Data excerpts
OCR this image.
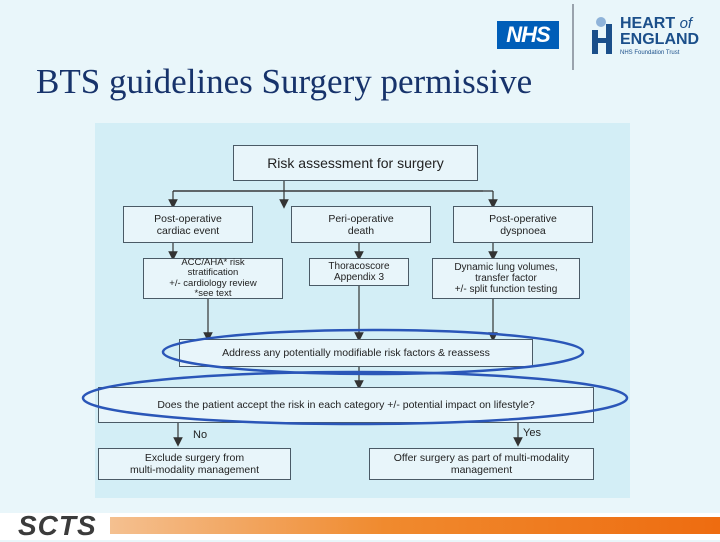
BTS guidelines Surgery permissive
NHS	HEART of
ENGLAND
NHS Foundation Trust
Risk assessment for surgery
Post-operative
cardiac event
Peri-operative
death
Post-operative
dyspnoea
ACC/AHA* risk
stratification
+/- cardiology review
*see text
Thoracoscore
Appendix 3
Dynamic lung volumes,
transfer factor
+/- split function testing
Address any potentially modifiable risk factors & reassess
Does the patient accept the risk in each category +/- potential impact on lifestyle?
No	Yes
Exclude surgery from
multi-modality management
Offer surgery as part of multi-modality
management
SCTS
--
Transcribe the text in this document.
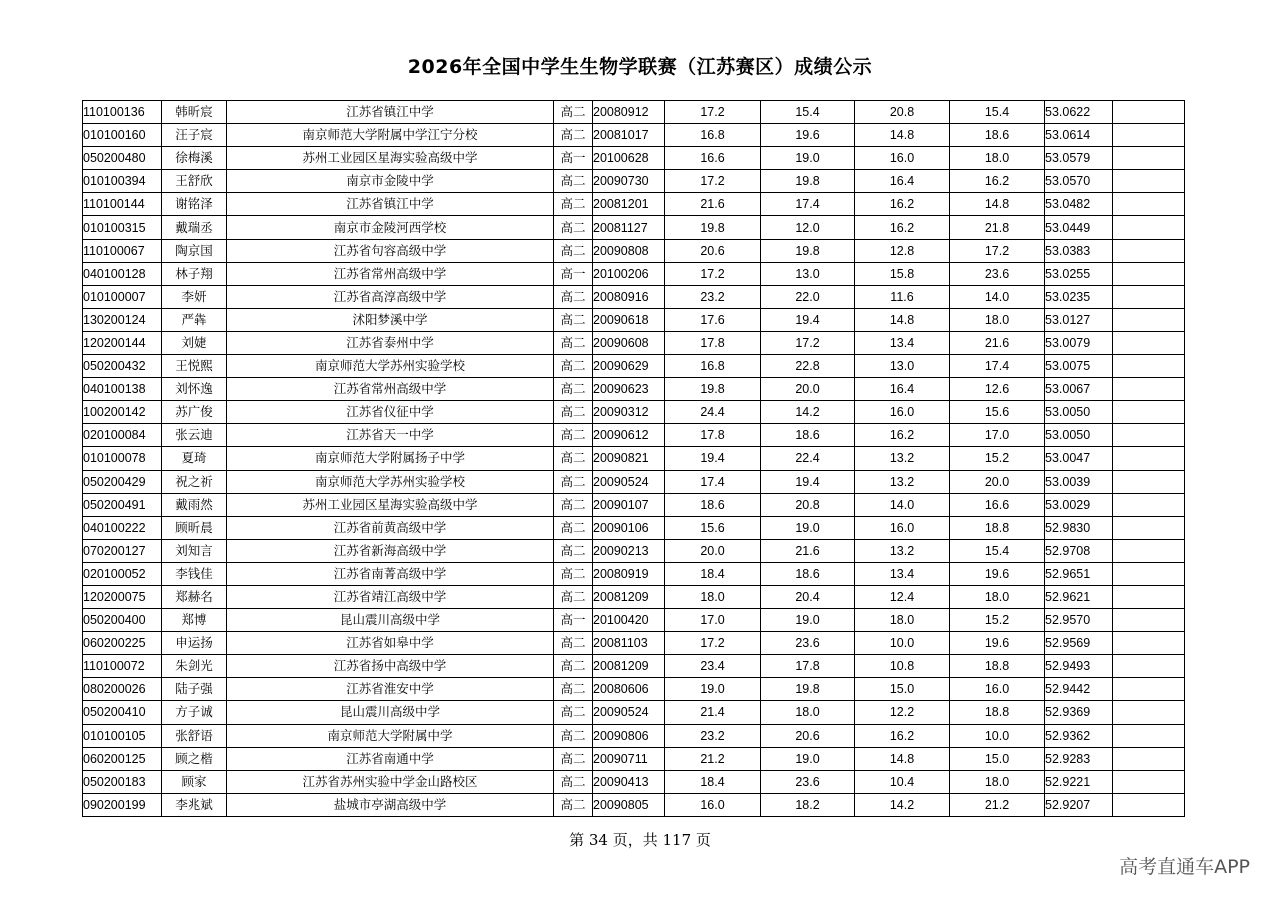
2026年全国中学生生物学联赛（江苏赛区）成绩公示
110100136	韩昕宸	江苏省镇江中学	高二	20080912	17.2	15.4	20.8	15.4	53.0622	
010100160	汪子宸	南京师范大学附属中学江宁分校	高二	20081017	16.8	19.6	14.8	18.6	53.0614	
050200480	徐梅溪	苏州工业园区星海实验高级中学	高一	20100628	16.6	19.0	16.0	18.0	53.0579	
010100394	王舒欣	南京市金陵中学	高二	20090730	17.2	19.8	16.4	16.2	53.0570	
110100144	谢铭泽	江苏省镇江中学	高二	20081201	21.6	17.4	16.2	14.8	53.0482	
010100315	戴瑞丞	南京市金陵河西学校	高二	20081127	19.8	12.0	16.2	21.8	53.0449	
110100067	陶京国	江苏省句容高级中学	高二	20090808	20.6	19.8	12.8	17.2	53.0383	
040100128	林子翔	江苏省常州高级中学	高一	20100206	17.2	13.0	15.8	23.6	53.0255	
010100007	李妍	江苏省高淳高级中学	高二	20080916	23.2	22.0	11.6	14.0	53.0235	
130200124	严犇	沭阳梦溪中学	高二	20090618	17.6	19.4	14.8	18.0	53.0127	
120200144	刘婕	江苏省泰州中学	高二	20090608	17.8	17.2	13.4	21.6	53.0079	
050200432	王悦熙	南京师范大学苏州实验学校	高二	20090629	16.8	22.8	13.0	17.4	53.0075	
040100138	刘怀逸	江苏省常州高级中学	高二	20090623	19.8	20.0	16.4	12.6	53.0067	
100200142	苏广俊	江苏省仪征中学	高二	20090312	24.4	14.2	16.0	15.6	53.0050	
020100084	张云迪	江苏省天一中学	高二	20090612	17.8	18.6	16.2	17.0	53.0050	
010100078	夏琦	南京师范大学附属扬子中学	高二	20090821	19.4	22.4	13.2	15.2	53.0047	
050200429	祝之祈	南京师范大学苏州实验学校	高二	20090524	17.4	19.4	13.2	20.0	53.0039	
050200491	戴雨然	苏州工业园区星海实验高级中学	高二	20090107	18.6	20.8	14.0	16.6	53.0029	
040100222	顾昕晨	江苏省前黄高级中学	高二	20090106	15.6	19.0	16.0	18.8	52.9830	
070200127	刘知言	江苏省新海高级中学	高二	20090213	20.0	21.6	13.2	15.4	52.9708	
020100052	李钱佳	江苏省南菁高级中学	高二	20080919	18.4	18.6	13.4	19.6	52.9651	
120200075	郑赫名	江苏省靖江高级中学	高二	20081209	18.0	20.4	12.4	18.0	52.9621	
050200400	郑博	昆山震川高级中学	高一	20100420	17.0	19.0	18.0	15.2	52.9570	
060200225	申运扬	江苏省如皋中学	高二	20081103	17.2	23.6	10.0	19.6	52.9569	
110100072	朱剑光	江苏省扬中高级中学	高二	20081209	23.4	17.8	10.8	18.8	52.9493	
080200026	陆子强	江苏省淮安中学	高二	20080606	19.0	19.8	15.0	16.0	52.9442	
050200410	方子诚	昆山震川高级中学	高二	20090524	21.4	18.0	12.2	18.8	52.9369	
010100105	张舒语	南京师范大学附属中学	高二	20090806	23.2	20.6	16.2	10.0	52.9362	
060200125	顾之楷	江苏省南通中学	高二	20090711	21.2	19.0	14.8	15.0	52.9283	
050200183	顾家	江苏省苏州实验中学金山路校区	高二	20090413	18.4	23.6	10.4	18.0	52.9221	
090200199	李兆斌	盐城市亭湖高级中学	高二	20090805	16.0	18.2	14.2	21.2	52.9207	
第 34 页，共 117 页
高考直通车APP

=== To do ===
Each line in the listing above either holds the string "text" or does not; state how many do, giving the number only.

=== Correct output ===
2